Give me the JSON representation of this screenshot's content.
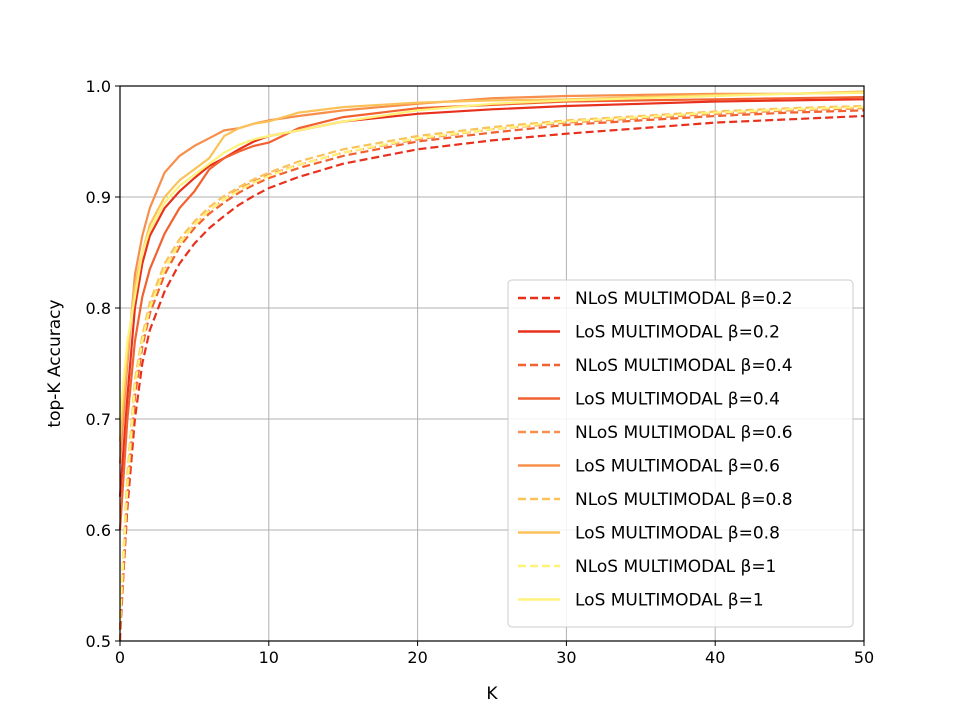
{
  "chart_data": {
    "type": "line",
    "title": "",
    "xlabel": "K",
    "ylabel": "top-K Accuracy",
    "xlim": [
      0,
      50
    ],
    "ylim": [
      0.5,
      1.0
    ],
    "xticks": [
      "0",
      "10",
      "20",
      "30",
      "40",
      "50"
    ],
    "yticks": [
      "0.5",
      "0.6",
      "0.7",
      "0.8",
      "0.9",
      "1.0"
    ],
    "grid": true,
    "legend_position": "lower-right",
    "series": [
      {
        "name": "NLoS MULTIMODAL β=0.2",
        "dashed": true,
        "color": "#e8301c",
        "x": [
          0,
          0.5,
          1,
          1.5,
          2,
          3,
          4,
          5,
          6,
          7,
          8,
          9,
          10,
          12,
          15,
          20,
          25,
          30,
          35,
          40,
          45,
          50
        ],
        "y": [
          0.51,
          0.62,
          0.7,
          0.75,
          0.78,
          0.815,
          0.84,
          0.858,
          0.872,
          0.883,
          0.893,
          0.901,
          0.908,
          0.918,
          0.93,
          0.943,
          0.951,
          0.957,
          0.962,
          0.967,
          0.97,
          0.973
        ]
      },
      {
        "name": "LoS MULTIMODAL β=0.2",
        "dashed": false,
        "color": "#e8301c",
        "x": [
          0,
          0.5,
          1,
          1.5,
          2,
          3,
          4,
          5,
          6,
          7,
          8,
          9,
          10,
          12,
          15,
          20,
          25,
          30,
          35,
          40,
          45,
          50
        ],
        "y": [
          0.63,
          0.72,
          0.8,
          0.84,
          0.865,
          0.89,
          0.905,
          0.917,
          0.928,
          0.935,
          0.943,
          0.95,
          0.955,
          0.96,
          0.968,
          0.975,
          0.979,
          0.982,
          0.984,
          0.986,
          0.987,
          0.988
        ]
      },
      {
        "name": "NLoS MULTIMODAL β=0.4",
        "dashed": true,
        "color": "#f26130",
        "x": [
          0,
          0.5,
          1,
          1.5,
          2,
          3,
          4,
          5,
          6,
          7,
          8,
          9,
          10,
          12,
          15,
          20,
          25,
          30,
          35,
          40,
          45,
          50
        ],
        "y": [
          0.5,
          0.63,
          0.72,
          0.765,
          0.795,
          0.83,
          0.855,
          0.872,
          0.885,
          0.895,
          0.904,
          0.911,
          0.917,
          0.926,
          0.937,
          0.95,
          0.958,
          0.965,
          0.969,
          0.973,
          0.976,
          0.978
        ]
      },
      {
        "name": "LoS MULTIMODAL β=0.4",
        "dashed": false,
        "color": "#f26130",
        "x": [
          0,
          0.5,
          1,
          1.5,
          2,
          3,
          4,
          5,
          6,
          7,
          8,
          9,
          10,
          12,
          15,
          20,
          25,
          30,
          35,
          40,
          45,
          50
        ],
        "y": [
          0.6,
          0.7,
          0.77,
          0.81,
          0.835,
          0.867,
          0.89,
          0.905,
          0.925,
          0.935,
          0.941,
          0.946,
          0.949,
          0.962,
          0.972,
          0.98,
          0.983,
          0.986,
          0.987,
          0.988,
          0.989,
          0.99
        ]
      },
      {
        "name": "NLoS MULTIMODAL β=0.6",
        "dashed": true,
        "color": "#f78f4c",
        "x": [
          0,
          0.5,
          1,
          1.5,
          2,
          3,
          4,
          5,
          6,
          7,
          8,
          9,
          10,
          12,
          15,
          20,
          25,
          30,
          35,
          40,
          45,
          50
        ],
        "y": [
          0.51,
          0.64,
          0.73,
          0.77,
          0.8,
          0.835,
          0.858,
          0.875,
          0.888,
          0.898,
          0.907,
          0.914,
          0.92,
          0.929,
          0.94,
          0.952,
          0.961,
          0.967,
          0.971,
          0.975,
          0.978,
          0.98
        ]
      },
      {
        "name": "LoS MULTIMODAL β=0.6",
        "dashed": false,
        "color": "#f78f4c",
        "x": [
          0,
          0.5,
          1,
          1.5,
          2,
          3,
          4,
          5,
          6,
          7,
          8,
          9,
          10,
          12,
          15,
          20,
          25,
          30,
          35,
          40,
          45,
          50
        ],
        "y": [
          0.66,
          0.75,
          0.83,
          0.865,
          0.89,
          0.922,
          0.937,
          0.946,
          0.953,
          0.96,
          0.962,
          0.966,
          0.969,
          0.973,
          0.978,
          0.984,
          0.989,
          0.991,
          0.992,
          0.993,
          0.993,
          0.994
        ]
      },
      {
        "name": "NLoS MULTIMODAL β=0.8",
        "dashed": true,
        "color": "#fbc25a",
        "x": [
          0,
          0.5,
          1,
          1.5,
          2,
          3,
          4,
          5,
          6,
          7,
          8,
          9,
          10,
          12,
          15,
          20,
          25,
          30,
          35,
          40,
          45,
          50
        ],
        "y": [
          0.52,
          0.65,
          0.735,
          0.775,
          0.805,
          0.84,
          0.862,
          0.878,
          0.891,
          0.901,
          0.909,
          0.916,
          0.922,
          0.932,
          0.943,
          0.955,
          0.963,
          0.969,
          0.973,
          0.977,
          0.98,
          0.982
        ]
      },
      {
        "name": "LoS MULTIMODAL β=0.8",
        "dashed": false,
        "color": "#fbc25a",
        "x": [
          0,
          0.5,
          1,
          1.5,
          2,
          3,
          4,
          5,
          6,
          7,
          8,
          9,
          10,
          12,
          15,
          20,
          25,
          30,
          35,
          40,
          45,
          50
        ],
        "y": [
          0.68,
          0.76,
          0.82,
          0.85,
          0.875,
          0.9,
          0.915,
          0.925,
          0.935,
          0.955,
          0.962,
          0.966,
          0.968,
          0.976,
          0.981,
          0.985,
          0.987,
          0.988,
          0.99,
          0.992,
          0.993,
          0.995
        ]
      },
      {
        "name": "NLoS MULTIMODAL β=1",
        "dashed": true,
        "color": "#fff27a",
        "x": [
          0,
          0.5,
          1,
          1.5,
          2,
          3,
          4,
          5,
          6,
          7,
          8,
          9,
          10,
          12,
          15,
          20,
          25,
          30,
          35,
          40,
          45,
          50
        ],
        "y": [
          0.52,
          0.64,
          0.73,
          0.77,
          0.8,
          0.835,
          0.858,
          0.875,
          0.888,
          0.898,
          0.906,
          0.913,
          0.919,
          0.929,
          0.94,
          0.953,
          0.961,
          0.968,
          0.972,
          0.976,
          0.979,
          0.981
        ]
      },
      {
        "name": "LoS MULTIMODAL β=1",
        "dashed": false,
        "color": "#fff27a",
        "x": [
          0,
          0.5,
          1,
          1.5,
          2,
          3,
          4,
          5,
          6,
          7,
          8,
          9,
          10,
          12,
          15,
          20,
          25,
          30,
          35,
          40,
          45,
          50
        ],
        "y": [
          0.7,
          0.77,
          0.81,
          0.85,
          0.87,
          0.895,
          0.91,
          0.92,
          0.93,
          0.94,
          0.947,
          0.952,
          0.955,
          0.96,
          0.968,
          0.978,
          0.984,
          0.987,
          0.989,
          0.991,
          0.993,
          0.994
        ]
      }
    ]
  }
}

EXERCISE AIM:
Do not include the images; transcribe the rest of the listing exactly.

COMPLETE OUTPUT:
Give me the JSON representation of this screenshot's content.
{
  "chart_data": {
    "type": "line",
    "title": "",
    "xlabel": "K",
    "ylabel": "top-K Accuracy",
    "xlim": [
      0,
      50
    ],
    "ylim": [
      0.5,
      1.0
    ],
    "xticks": [
      "0",
      "10",
      "20",
      "30",
      "40",
      "50"
    ],
    "yticks": [
      "0.5",
      "0.6",
      "0.7",
      "0.8",
      "0.9",
      "1.0"
    ],
    "grid": true,
    "legend_position": "lower-right",
    "series": [
      {
        "name": "NLoS MULTIMODAL β=0.2",
        "dashed": true,
        "color": "#e8301c",
        "x": [
          0,
          0.5,
          1,
          1.5,
          2,
          3,
          4,
          5,
          6,
          7,
          8,
          9,
          10,
          12,
          15,
          20,
          25,
          30,
          35,
          40,
          45,
          50
        ],
        "y": [
          0.51,
          0.62,
          0.7,
          0.75,
          0.78,
          0.815,
          0.84,
          0.858,
          0.872,
          0.883,
          0.893,
          0.901,
          0.908,
          0.918,
          0.93,
          0.943,
          0.951,
          0.957,
          0.962,
          0.967,
          0.97,
          0.973
        ]
      },
      {
        "name": "LoS MULTIMODAL β=0.2",
        "dashed": false,
        "color": "#e8301c",
        "x": [
          0,
          0.5,
          1,
          1.5,
          2,
          3,
          4,
          5,
          6,
          7,
          8,
          9,
          10,
          12,
          15,
          20,
          25,
          30,
          35,
          40,
          45,
          50
        ],
        "y": [
          0.63,
          0.72,
          0.8,
          0.84,
          0.865,
          0.89,
          0.905,
          0.917,
          0.928,
          0.935,
          0.943,
          0.95,
          0.955,
          0.96,
          0.968,
          0.975,
          0.979,
          0.982,
          0.984,
          0.986,
          0.987,
          0.988
        ]
      },
      {
        "name": "NLoS MULTIMODAL β=0.4",
        "dashed": true,
        "color": "#f26130",
        "x": [
          0,
          0.5,
          1,
          1.5,
          2,
          3,
          4,
          5,
          6,
          7,
          8,
          9,
          10,
          12,
          15,
          20,
          25,
          30,
          35,
          40,
          45,
          50
        ],
        "y": [
          0.5,
          0.63,
          0.72,
          0.765,
          0.795,
          0.83,
          0.855,
          0.872,
          0.885,
          0.895,
          0.904,
          0.911,
          0.917,
          0.926,
          0.937,
          0.95,
          0.958,
          0.965,
          0.969,
          0.973,
          0.976,
          0.978
        ]
      },
      {
        "name": "LoS MULTIMODAL β=0.4",
        "dashed": false,
        "color": "#f26130",
        "x": [
          0,
          0.5,
          1,
          1.5,
          2,
          3,
          4,
          5,
          6,
          7,
          8,
          9,
          10,
          12,
          15,
          20,
          25,
          30,
          35,
          40,
          45,
          50
        ],
        "y": [
          0.6,
          0.7,
          0.77,
          0.81,
          0.835,
          0.867,
          0.89,
          0.905,
          0.925,
          0.935,
          0.941,
          0.946,
          0.949,
          0.962,
          0.972,
          0.98,
          0.983,
          0.986,
          0.987,
          0.988,
          0.989,
          0.99
        ]
      },
      {
        "name": "NLoS MULTIMODAL β=0.6",
        "dashed": true,
        "color": "#f78f4c",
        "x": [
          0,
          0.5,
          1,
          1.5,
          2,
          3,
          4,
          5,
          6,
          7,
          8,
          9,
          10,
          12,
          15,
          20,
          25,
          30,
          35,
          40,
          45,
          50
        ],
        "y": [
          0.51,
          0.64,
          0.73,
          0.77,
          0.8,
          0.835,
          0.858,
          0.875,
          0.888,
          0.898,
          0.907,
          0.914,
          0.92,
          0.929,
          0.94,
          0.952,
          0.961,
          0.967,
          0.971,
          0.975,
          0.978,
          0.98
        ]
      },
      {
        "name": "LoS MULTIMODAL β=0.6",
        "dashed": false,
        "color": "#f78f4c",
        "x": [
          0,
          0.5,
          1,
          1.5,
          2,
          3,
          4,
          5,
          6,
          7,
          8,
          9,
          10,
          12,
          15,
          20,
          25,
          30,
          35,
          40,
          45,
          50
        ],
        "y": [
          0.66,
          0.75,
          0.83,
          0.865,
          0.89,
          0.922,
          0.937,
          0.946,
          0.953,
          0.96,
          0.962,
          0.966,
          0.969,
          0.973,
          0.978,
          0.984,
          0.989,
          0.991,
          0.992,
          0.993,
          0.993,
          0.994
        ]
      },
      {
        "name": "NLoS MULTIMODAL β=0.8",
        "dashed": true,
        "color": "#fbc25a",
        "x": [
          0,
          0.5,
          1,
          1.5,
          2,
          3,
          4,
          5,
          6,
          7,
          8,
          9,
          10,
          12,
          15,
          20,
          25,
          30,
          35,
          40,
          45,
          50
        ],
        "y": [
          0.52,
          0.65,
          0.735,
          0.775,
          0.805,
          0.84,
          0.862,
          0.878,
          0.891,
          0.901,
          0.909,
          0.916,
          0.922,
          0.932,
          0.943,
          0.955,
          0.963,
          0.969,
          0.973,
          0.977,
          0.98,
          0.982
        ]
      },
      {
        "name": "LoS MULTIMODAL β=0.8",
        "dashed": false,
        "color": "#fbc25a",
        "x": [
          0,
          0.5,
          1,
          1.5,
          2,
          3,
          4,
          5,
          6,
          7,
          8,
          9,
          10,
          12,
          15,
          20,
          25,
          30,
          35,
          40,
          45,
          50
        ],
        "y": [
          0.68,
          0.76,
          0.82,
          0.85,
          0.875,
          0.9,
          0.915,
          0.925,
          0.935,
          0.955,
          0.962,
          0.966,
          0.968,
          0.976,
          0.981,
          0.985,
          0.987,
          0.988,
          0.99,
          0.992,
          0.993,
          0.995
        ]
      },
      {
        "name": "NLoS MULTIMODAL β=1",
        "dashed": true,
        "color": "#fff27a",
        "x": [
          0,
          0.5,
          1,
          1.5,
          2,
          3,
          4,
          5,
          6,
          7,
          8,
          9,
          10,
          12,
          15,
          20,
          25,
          30,
          35,
          40,
          45,
          50
        ],
        "y": [
          0.52,
          0.64,
          0.73,
          0.77,
          0.8,
          0.835,
          0.858,
          0.875,
          0.888,
          0.898,
          0.906,
          0.913,
          0.919,
          0.929,
          0.94,
          0.953,
          0.961,
          0.968,
          0.972,
          0.976,
          0.979,
          0.981
        ]
      },
      {
        "name": "LoS MULTIMODAL β=1",
        "dashed": false,
        "color": "#fff27a",
        "x": [
          0,
          0.5,
          1,
          1.5,
          2,
          3,
          4,
          5,
          6,
          7,
          8,
          9,
          10,
          12,
          15,
          20,
          25,
          30,
          35,
          40,
          45,
          50
        ],
        "y": [
          0.7,
          0.77,
          0.81,
          0.85,
          0.87,
          0.895,
          0.91,
          0.92,
          0.93,
          0.94,
          0.947,
          0.952,
          0.955,
          0.96,
          0.968,
          0.978,
          0.984,
          0.987,
          0.989,
          0.991,
          0.993,
          0.994
        ]
      }
    ]
  }
}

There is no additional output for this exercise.